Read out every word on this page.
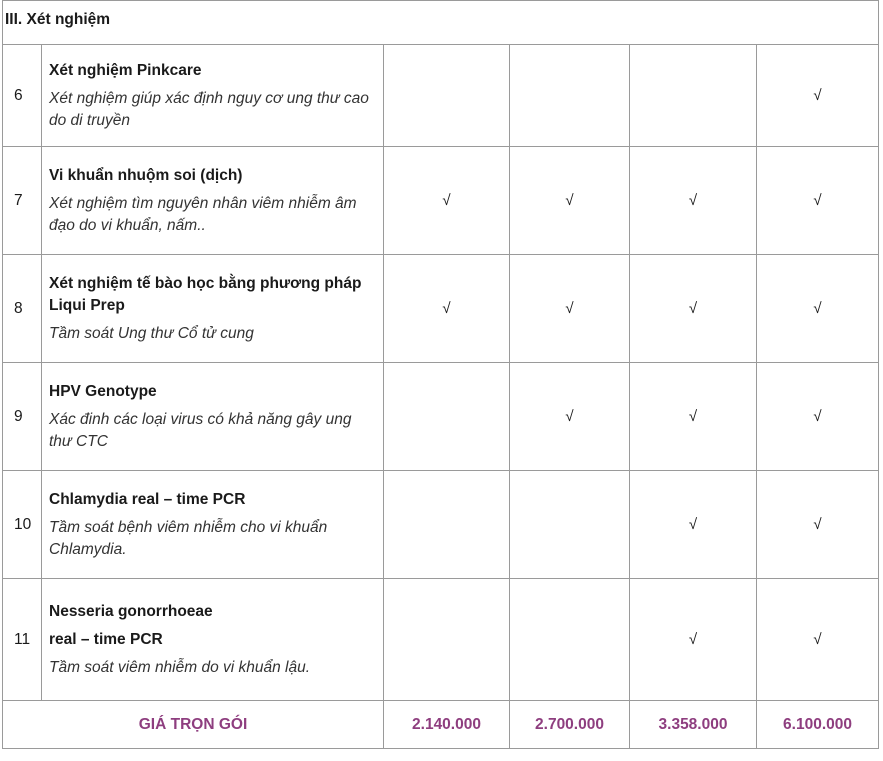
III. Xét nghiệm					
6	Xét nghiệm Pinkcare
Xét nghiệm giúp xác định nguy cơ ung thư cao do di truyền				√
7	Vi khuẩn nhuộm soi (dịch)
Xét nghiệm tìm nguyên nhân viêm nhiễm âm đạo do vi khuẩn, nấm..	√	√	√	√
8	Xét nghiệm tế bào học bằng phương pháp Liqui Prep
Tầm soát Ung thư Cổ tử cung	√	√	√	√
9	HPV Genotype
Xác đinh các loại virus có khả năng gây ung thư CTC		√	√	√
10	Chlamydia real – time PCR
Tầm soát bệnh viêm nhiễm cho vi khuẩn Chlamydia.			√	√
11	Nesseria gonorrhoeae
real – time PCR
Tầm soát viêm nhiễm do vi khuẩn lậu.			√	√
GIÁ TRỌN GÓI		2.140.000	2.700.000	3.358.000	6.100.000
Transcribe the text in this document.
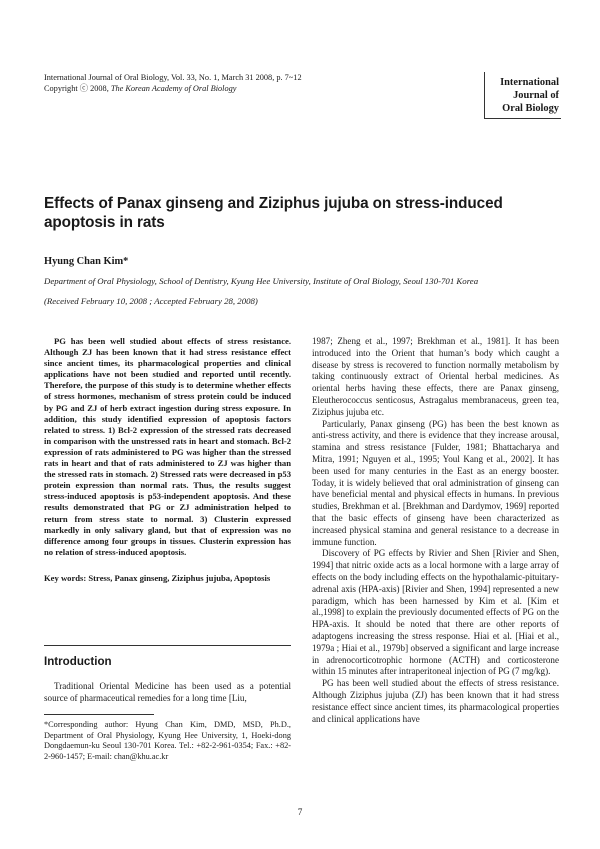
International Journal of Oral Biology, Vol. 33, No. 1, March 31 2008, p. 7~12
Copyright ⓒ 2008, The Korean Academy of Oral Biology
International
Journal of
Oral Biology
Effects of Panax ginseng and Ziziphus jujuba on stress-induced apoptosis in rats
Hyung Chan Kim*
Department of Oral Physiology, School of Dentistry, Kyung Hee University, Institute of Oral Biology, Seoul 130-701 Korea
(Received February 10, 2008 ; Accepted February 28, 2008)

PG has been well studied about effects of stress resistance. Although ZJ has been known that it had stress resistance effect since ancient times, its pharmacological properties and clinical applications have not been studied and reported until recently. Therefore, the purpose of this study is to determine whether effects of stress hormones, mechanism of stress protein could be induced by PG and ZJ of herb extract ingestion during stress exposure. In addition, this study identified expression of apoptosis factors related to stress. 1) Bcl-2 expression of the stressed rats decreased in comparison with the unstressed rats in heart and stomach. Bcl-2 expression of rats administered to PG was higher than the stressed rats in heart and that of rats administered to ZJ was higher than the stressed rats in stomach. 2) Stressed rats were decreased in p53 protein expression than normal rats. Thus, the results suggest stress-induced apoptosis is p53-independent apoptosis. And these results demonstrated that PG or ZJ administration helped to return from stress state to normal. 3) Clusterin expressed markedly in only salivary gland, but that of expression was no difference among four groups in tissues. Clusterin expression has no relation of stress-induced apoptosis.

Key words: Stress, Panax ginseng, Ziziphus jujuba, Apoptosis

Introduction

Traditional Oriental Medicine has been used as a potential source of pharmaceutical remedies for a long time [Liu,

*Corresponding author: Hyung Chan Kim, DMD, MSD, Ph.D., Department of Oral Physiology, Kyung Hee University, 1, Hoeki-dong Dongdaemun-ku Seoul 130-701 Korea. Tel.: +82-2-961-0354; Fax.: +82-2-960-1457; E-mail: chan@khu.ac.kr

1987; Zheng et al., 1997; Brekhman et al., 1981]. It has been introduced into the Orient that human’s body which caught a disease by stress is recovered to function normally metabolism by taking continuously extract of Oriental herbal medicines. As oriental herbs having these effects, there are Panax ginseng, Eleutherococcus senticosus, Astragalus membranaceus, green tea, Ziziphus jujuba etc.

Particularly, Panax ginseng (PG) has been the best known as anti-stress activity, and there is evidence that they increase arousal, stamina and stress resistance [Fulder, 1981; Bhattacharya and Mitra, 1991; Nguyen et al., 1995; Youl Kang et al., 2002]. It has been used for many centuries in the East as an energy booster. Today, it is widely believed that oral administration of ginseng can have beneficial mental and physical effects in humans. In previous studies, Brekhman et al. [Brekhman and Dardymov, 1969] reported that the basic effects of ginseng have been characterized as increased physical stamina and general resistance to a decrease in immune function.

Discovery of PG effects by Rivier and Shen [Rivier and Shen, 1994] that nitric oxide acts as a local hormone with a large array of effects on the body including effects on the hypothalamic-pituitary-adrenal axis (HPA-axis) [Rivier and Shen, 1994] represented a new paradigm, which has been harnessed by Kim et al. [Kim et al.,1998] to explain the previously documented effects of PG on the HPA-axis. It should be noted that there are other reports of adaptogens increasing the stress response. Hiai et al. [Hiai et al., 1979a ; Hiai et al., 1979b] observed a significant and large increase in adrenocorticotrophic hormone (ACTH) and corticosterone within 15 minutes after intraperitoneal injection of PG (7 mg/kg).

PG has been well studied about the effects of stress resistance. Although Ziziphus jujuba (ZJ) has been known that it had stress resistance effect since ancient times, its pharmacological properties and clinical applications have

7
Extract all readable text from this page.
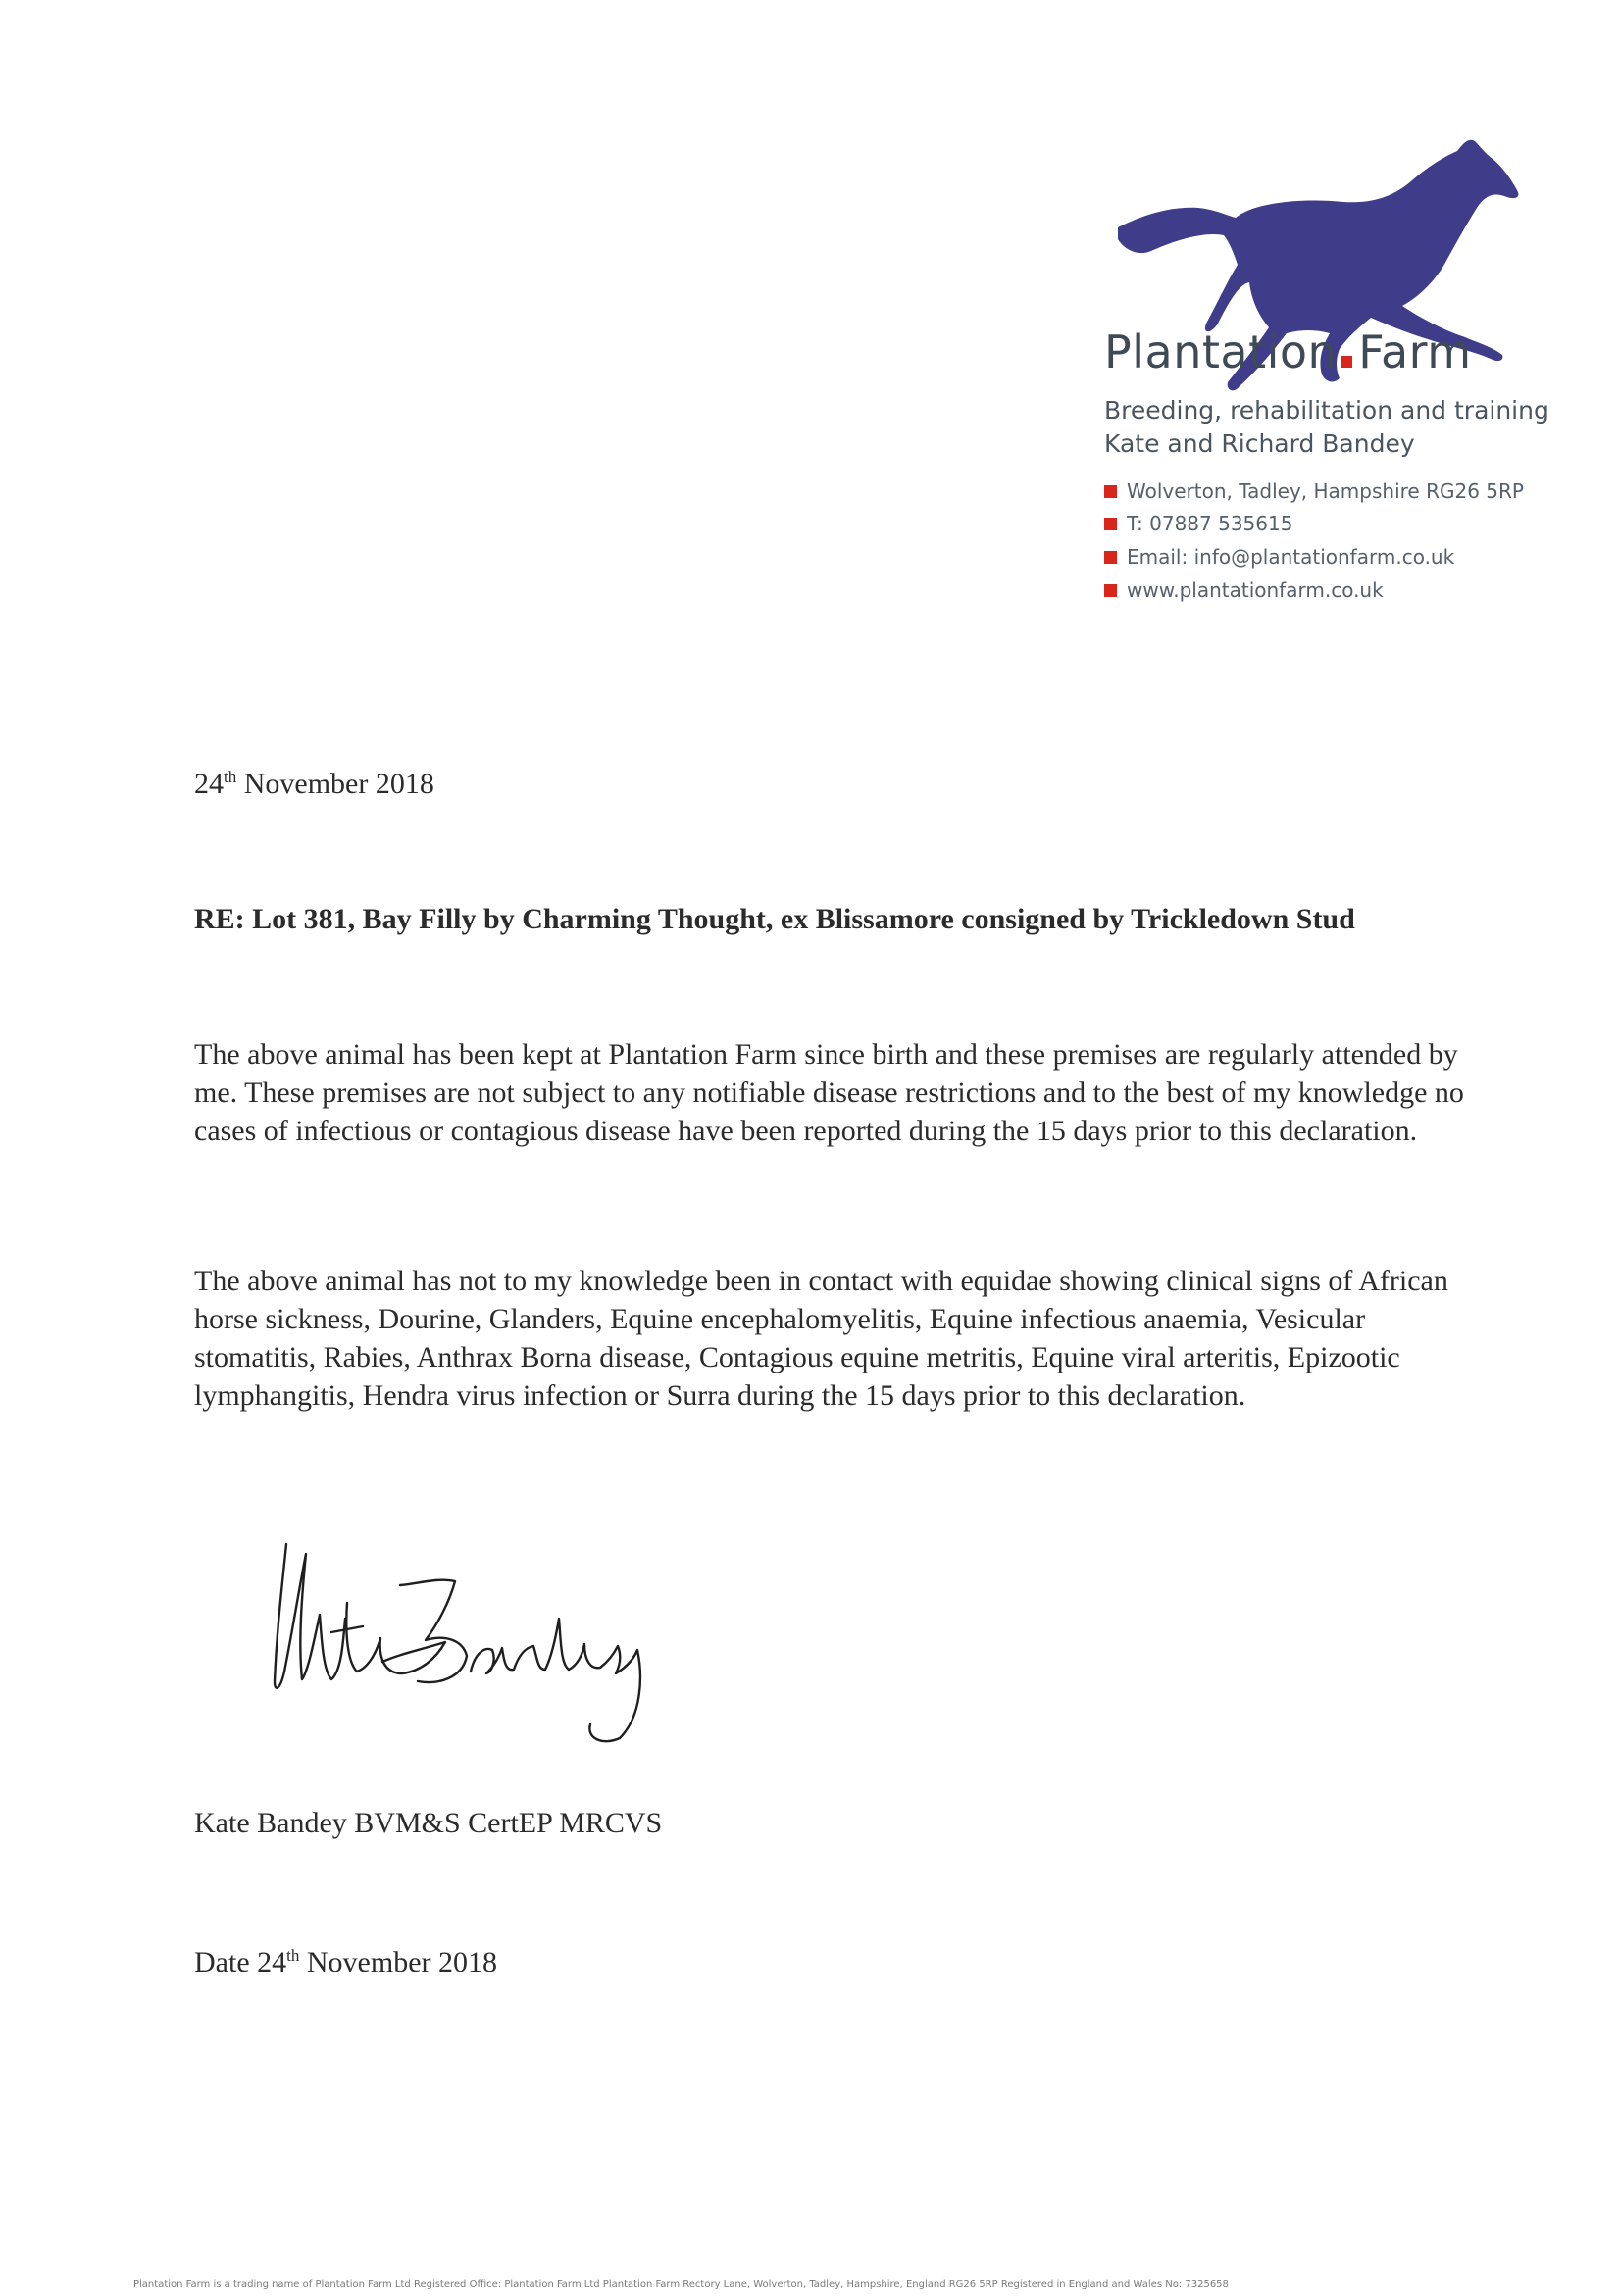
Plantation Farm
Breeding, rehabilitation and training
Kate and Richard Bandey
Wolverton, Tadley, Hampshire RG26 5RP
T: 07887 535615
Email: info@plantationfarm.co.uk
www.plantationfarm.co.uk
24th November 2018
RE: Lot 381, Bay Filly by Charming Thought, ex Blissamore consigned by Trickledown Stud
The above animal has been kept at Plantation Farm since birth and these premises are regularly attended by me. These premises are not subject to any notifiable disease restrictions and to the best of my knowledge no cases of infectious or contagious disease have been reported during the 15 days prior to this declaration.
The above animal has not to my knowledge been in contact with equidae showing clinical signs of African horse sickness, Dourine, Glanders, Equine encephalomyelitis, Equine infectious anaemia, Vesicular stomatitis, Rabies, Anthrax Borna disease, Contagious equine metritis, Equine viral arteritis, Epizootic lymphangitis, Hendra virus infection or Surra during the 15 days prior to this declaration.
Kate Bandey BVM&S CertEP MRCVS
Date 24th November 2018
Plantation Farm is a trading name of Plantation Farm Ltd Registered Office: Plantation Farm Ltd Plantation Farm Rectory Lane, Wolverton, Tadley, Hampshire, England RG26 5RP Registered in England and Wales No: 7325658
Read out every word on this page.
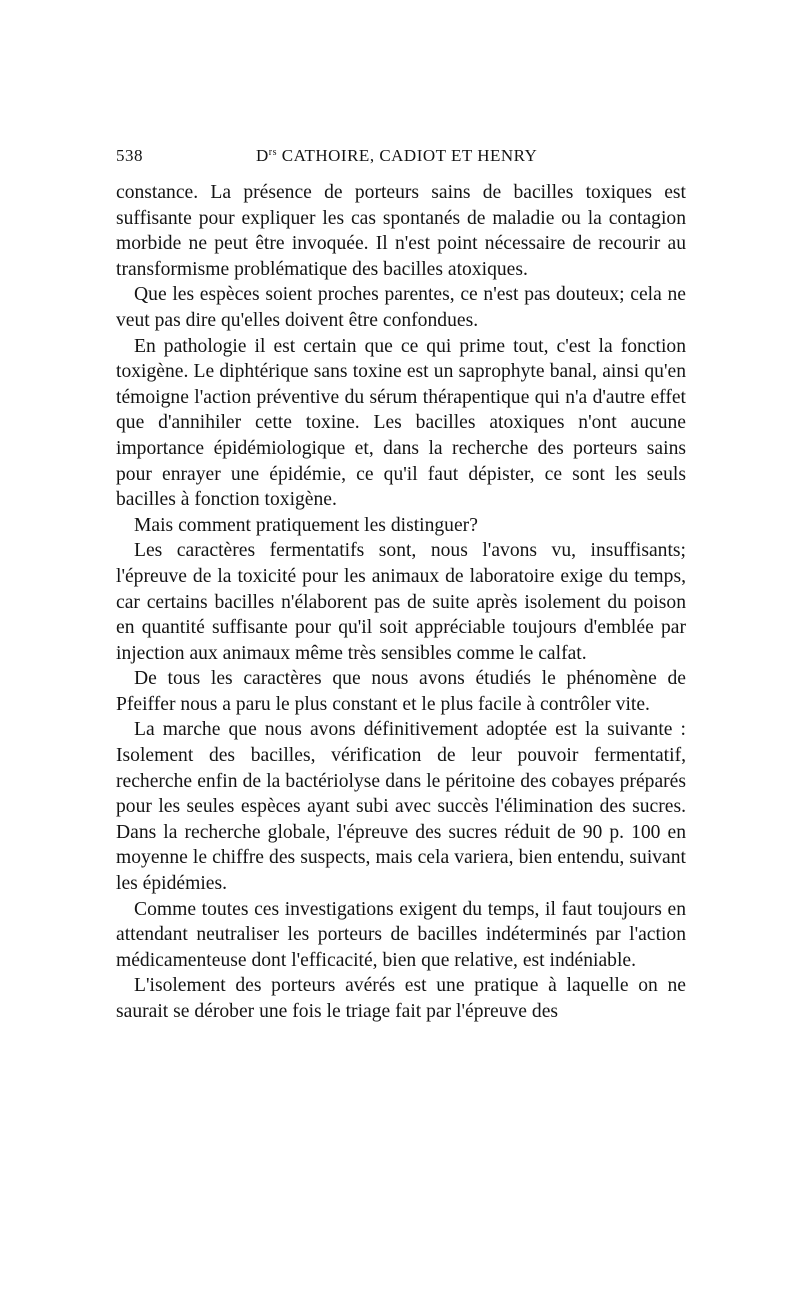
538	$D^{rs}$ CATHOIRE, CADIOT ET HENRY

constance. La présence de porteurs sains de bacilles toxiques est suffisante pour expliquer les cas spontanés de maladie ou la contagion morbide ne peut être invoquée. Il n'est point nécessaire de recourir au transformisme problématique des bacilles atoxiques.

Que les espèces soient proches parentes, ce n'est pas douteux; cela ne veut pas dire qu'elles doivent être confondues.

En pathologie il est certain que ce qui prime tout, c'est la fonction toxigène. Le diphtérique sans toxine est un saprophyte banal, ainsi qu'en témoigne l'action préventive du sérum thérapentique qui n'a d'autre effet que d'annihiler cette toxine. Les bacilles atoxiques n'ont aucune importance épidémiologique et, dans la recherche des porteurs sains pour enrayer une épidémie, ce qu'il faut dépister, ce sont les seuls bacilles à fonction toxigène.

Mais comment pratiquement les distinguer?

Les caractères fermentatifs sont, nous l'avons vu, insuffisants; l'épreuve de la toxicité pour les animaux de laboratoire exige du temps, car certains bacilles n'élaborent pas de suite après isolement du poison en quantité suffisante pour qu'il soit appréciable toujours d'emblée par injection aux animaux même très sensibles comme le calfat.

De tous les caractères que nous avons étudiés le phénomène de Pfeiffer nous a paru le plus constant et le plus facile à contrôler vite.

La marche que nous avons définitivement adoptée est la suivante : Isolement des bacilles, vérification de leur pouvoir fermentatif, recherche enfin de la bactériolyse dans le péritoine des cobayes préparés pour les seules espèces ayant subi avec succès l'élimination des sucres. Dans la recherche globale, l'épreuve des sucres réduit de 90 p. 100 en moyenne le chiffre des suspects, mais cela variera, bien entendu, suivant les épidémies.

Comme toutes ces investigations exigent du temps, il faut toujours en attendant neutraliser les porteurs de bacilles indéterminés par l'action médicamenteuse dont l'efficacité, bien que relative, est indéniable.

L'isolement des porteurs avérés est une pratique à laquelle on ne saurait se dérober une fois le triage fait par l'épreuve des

◇ ◇ ◇

Within the entries, find all lines that contain "body" and copy each one.

= OUTPUT OF THE EXERCISE =
1987; Zheng et al., 1997; Brekhman et al., 1981]. It has been introduced into the Orient that human’s body which caught a disease by stress is recovered to function normally metabolism by taking continuously extract of Oriental herbal medicines. As oriental herbs having these effects, there are Panax ginseng, Eleutherococcus senticosus, Astragalus membranaceus, green tea, Ziziphus jujuba etc.
Discovery of PG effects by Rivier and Shen [Rivier and Shen, 1994] that nitric oxide acts as a local hormone with a large array of effects on the body including effects on the hypothalamic-pituitary-adrenal axis (HPA-axis) [Rivier and Shen, 1994] represented a new paradigm, which has been harnessed by Kim et al. [Kim et al.,1998] to explain the previously documented effects of PG on the HPA-axis. It should be noted that there are other reports of adaptogens increasing the stress response. Hiai et al. [Hiai et al., 1979a ; Hiai et al., 1979b] observed a significant and large increase in adrenocorticotrophic hormone (ACTH) and corticosterone within 15 minutes after intraperitoneal injection of PG (7 mg/kg).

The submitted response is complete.